◆ **SET PROBLEM**: Everything from the line containing "Transcribe this image's" to the final line of the records below should be given again exactly, and nothing else.

======== EXERCISE INPUT ========

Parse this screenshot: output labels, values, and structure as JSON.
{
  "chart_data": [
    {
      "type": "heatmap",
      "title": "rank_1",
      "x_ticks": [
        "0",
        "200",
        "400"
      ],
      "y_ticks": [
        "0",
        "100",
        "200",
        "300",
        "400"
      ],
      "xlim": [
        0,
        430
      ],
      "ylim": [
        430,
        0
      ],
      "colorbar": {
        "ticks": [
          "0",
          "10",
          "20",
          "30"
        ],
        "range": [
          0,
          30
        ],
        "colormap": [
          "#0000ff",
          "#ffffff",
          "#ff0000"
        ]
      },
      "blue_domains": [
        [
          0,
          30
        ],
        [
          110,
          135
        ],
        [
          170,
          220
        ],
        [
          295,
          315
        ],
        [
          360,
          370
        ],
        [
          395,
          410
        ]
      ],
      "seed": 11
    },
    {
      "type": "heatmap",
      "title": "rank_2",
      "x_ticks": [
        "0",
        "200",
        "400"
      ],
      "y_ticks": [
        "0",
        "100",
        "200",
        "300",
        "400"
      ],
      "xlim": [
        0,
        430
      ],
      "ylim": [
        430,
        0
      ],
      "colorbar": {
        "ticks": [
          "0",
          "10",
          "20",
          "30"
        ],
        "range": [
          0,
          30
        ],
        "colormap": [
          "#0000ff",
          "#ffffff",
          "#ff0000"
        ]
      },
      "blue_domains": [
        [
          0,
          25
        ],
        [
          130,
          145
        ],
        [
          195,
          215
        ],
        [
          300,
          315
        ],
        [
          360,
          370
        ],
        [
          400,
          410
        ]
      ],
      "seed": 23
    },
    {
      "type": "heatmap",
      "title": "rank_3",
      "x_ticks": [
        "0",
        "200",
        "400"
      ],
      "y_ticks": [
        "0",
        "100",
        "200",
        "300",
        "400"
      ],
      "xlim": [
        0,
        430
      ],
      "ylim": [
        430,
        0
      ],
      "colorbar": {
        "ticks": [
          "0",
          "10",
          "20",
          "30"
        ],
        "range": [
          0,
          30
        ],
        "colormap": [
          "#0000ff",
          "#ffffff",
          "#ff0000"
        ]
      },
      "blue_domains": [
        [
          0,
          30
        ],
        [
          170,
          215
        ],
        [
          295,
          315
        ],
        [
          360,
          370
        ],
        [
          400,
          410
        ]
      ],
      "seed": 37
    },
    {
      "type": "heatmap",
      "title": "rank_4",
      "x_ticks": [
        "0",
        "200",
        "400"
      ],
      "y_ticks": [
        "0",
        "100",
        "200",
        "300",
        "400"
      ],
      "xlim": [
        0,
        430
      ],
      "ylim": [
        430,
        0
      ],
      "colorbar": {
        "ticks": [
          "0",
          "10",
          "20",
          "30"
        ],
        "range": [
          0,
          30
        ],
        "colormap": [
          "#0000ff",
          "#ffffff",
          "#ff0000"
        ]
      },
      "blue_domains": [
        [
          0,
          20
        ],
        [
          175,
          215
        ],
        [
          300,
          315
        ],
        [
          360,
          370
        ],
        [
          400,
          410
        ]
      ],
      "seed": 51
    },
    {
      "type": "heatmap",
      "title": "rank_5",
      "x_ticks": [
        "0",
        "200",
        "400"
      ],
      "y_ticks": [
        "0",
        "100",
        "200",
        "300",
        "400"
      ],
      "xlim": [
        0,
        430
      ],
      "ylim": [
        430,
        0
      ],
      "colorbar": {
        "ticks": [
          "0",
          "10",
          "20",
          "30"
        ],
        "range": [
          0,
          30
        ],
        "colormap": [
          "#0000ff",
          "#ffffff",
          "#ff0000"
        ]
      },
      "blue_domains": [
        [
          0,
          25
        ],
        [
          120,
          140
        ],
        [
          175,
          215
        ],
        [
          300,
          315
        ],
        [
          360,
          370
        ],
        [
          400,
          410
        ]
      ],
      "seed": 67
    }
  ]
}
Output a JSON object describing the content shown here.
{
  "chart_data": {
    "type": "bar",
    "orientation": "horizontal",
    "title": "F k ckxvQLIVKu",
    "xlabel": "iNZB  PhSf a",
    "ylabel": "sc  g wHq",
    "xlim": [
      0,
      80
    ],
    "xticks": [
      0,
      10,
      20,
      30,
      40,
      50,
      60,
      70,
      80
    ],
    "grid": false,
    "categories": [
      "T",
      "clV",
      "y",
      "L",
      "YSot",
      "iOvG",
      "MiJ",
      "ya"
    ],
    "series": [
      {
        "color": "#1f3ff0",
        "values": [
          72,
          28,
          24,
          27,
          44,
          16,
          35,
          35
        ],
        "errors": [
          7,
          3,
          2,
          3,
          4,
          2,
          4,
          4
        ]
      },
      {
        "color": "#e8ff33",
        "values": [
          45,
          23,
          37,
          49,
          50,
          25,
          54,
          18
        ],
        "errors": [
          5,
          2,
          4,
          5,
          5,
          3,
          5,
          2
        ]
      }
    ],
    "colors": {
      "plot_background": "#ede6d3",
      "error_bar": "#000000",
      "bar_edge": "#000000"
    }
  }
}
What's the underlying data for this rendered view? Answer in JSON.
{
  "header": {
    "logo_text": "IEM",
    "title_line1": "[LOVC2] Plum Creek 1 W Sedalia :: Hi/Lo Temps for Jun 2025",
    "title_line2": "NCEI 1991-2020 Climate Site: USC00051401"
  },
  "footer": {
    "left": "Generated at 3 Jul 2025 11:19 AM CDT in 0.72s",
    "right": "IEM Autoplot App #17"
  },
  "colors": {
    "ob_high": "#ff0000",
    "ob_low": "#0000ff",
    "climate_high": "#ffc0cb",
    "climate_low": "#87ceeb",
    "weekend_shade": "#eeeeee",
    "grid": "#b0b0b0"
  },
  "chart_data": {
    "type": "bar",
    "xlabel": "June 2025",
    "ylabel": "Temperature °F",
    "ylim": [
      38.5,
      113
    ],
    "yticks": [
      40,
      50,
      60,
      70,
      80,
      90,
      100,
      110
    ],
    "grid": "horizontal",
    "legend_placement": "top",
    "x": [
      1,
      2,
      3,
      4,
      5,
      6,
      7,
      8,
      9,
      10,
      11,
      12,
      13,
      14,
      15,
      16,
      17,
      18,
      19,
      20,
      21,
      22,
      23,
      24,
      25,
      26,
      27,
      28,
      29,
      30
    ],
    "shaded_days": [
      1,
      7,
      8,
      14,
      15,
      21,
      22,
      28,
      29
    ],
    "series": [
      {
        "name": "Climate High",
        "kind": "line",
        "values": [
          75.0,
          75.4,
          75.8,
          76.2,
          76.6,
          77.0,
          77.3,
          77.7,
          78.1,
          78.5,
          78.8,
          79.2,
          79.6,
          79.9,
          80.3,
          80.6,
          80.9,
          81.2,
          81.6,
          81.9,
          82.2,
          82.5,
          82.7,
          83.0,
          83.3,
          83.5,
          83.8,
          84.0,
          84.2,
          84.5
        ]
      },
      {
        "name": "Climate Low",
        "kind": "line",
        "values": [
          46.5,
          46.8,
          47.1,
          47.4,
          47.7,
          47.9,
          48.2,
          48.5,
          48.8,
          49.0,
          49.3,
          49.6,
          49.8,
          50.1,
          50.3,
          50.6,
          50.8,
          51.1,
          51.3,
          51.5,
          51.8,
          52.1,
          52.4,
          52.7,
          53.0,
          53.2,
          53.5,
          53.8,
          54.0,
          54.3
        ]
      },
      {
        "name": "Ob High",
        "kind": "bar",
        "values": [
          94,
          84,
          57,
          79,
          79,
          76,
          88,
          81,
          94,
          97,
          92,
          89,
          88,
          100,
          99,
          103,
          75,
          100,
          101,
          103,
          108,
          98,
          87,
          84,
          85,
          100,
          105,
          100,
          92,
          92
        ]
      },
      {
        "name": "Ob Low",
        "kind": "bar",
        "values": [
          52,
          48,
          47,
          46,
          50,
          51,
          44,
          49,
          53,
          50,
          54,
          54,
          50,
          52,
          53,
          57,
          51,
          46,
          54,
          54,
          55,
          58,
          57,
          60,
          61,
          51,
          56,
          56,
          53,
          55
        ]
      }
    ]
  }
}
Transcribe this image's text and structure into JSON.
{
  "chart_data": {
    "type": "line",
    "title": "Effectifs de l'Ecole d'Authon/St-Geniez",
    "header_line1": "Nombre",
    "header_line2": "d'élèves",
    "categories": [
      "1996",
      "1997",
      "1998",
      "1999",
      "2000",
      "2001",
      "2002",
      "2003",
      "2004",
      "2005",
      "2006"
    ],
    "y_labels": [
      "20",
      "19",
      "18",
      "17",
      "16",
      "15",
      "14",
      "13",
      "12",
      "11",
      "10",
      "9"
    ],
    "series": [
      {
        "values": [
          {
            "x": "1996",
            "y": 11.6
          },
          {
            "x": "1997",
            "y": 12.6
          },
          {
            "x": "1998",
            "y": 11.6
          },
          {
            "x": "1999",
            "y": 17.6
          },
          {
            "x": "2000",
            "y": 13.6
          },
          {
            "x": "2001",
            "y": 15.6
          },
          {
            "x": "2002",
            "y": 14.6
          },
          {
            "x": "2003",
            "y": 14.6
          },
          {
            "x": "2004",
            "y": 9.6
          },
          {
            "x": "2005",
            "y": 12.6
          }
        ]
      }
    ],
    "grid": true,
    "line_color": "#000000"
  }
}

========

◆ **RESPONSE**:
Transcribe this image's text and structure into JSON.
{
  "chart_data": {
    "type": "line",
    "title": "Effectifs de l'Ecole d'Authon/St-Geniez",
    "header_line1": "Nombre",
    "header_line2": "d'élèves",
    "categories": [
      "1996",
      "1997",
      "1998",
      "1999",
      "2000",
      "2001",
      "2002",
      "2003",
      "2004",
      "2005",
      "2006"
    ],
    "y_labels": [
      "20",
      "19",
      "18",
      "17",
      "16",
      "15",
      "14",
      "13",
      "12",
      "11",
      "10",
      "9"
    ],
    "series": [
      {
        "values": [
          {
            "x": "1996",
            "y": 11.6
          },
          {
            "x": "1997",
            "y": 12.6
          },
          {
            "x": "1998",
            "y": 11.6
          },
          {
            "x": "1999",
            "y": 17.6
          },
          {
            "x": "2000",
            "y": 13.6
          },
          {
            "x": "2001",
            "y": 15.6
          },
          {
            "x": "2002",
            "y": 14.6
          },
          {
            "x": "2003",
            "y": 14.6
          },
          {
            "x": "2004",
            "y": 9.6
          },
          {
            "x": "2005",
            "y": 12.6
          }
        ]
      }
    ],
    "grid": true,
    "line_color": "#000000"
  }
}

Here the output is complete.